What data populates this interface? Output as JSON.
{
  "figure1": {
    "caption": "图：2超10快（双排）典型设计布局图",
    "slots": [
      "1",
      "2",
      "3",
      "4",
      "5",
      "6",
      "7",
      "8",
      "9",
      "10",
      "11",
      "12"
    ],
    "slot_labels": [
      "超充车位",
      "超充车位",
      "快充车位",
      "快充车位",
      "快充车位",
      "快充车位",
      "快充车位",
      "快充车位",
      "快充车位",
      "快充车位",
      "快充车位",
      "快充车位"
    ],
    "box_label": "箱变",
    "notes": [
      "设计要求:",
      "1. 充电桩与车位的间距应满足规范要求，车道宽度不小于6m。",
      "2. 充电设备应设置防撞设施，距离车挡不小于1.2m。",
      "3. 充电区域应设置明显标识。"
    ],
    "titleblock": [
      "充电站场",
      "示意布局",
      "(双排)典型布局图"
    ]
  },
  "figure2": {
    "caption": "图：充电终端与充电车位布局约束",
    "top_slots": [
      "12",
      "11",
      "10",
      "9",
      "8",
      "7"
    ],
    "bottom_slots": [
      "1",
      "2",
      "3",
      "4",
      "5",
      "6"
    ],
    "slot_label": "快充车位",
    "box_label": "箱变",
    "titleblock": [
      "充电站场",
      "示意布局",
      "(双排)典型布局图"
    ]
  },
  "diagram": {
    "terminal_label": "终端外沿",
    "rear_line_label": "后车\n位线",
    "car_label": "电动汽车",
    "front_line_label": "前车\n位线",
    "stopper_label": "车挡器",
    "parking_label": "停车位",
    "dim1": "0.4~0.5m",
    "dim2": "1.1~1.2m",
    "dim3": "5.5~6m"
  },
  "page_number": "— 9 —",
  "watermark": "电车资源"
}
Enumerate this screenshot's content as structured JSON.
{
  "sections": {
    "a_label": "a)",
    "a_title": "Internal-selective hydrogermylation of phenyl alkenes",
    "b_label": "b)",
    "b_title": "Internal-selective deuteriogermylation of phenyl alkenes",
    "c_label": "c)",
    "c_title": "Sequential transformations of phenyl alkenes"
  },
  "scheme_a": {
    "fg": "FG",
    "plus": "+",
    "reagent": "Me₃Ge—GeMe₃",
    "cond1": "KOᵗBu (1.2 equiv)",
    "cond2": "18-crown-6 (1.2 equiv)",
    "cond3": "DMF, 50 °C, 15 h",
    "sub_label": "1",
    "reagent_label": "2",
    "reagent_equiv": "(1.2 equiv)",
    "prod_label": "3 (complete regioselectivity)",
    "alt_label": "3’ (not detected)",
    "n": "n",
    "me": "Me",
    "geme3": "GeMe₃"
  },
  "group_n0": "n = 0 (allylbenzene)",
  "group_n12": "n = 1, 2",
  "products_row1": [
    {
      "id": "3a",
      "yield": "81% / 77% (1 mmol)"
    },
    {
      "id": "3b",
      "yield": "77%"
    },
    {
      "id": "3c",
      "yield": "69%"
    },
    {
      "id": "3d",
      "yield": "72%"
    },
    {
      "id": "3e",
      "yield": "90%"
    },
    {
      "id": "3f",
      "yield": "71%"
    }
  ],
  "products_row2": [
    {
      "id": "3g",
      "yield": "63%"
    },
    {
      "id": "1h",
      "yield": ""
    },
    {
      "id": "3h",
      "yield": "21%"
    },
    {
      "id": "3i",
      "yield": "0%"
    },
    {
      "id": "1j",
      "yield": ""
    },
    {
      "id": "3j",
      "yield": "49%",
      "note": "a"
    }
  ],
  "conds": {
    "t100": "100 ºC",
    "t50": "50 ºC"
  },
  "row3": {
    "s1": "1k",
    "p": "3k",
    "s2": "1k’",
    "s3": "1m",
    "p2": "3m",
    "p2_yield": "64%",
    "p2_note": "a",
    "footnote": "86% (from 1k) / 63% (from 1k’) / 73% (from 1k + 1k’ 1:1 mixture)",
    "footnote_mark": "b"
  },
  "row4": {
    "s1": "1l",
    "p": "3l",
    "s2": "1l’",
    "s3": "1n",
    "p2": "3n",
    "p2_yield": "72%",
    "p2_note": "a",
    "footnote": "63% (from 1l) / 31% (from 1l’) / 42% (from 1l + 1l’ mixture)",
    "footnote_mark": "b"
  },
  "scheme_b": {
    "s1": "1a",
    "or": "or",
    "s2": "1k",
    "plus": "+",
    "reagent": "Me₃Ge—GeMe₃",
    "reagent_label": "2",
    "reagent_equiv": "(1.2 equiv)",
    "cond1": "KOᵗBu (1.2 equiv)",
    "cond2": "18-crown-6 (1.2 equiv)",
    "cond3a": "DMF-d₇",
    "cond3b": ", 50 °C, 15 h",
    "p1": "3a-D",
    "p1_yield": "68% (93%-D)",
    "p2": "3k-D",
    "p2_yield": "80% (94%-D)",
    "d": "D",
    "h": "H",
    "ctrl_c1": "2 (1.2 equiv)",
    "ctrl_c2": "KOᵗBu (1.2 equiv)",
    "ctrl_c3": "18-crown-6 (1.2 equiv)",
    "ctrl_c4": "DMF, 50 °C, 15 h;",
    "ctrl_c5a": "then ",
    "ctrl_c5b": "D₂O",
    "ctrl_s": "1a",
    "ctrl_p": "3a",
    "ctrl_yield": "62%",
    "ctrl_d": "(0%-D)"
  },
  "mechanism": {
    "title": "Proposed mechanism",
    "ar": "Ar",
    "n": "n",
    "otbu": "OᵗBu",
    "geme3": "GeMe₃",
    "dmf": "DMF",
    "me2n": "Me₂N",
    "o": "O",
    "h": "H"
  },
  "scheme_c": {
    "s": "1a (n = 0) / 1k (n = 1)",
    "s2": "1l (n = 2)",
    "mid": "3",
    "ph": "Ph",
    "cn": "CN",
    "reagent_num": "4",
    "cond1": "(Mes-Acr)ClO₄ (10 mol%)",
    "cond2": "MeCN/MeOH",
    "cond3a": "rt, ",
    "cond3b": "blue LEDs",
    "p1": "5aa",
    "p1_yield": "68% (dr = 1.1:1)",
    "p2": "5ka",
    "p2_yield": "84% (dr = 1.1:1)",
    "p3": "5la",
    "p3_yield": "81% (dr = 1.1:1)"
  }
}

**DIRECTIONS FOR THIS TASK**
From the data above, gather every line that includes the word "GeMe₃".

**REPLY**
    "reagent": "Me₃Ge—GeMe₃",
    "geme3": "GeMe₃"
    "reagent": "Me₃Ge—GeMe₃",
    "geme3": "GeMe₃",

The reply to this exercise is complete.